Copy out all of the material exactly.
------ PROVIDED MATERIAL ------
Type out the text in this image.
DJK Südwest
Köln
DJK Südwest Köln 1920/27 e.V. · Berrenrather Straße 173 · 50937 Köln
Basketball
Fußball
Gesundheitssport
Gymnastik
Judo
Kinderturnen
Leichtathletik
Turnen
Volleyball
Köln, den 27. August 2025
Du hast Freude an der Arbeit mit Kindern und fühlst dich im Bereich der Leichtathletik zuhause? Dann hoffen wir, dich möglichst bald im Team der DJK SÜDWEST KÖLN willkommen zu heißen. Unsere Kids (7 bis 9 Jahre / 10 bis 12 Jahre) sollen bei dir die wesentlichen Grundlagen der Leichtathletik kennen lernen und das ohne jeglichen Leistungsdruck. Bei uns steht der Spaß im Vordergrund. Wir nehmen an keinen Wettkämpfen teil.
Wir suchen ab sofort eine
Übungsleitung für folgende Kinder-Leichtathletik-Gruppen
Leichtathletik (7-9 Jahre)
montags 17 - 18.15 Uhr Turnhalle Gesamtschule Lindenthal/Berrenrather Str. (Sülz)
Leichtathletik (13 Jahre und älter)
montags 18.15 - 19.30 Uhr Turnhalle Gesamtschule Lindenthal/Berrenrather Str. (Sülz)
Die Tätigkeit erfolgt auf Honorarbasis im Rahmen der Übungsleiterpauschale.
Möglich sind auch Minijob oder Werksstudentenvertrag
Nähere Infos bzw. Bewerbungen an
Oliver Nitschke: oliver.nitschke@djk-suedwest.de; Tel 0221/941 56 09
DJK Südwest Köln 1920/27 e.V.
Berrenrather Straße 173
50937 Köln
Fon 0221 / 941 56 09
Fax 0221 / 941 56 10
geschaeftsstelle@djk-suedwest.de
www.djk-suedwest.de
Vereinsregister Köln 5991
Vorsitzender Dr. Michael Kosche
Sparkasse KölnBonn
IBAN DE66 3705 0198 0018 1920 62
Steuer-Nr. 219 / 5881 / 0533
------
## [RESPONSE TO THE EXERCISE]
Type out the text in this image.
DJK Südwest
Köln
DJK Südwest Köln 1920/27 e.V. · Berrenrather Straße 173 · 50937 Köln
Basketball
Fußball
Gesundheitssport
Gymnastik
Judo
Kinderturnen
Leichtathletik
Turnen
Volleyball
Köln, den 27. August 2025
Du hast Freude an der Arbeit mit Kindern und fühlst dich im Bereich der Leichtathletik zuhause? Dann hoffen wir, dich möglichst bald im Team der DJK SÜDWEST KÖLN willkommen zu heißen. Unsere Kids (7 bis 9 Jahre / 10 bis 12 Jahre) sollen bei dir die wesentlichen Grundlagen der Leichtathletik kennen lernen und das ohne jeglichen Leistungsdruck. Bei uns steht der Spaß im Vordergrund. Wir nehmen an keinen Wettkämpfen teil.
Wir suchen ab sofort eine
Übungsleitung für folgende Kinder-Leichtathletik-Gruppen
Leichtathletik (7-9 Jahre)
montags 17 - 18.15 Uhr Turnhalle Gesamtschule Lindenthal/Berrenrather Str. (Sülz)
Leichtathletik (13 Jahre und älter)
montags 18.15 - 19.30 Uhr Turnhalle Gesamtschule Lindenthal/Berrenrather Str. (Sülz)
Die Tätigkeit erfolgt auf Honorarbasis im Rahmen der Übungsleiterpauschale.
Möglich sind auch Minijob oder Werksstudentenvertrag
Nähere Infos bzw. Bewerbungen an
Oliver Nitschke: oliver.nitschke@djk-suedwest.de; Tel 0221/941 56 09
DJK Südwest Köln 1920/27 e.V.
Berrenrather Straße 173
50937 Köln
Fon 0221 / 941 56 09
Fax 0221 / 941 56 10
geschaeftsstelle@djk-suedwest.de
www.djk-suedwest.de
Vereinsregister Köln 5991
Vorsitzender Dr. Michael Kosche
Sparkasse KölnBonn
IBAN DE66 3705 0198 0018 1920 62
Steuer-Nr. 219 / 5881 / 0533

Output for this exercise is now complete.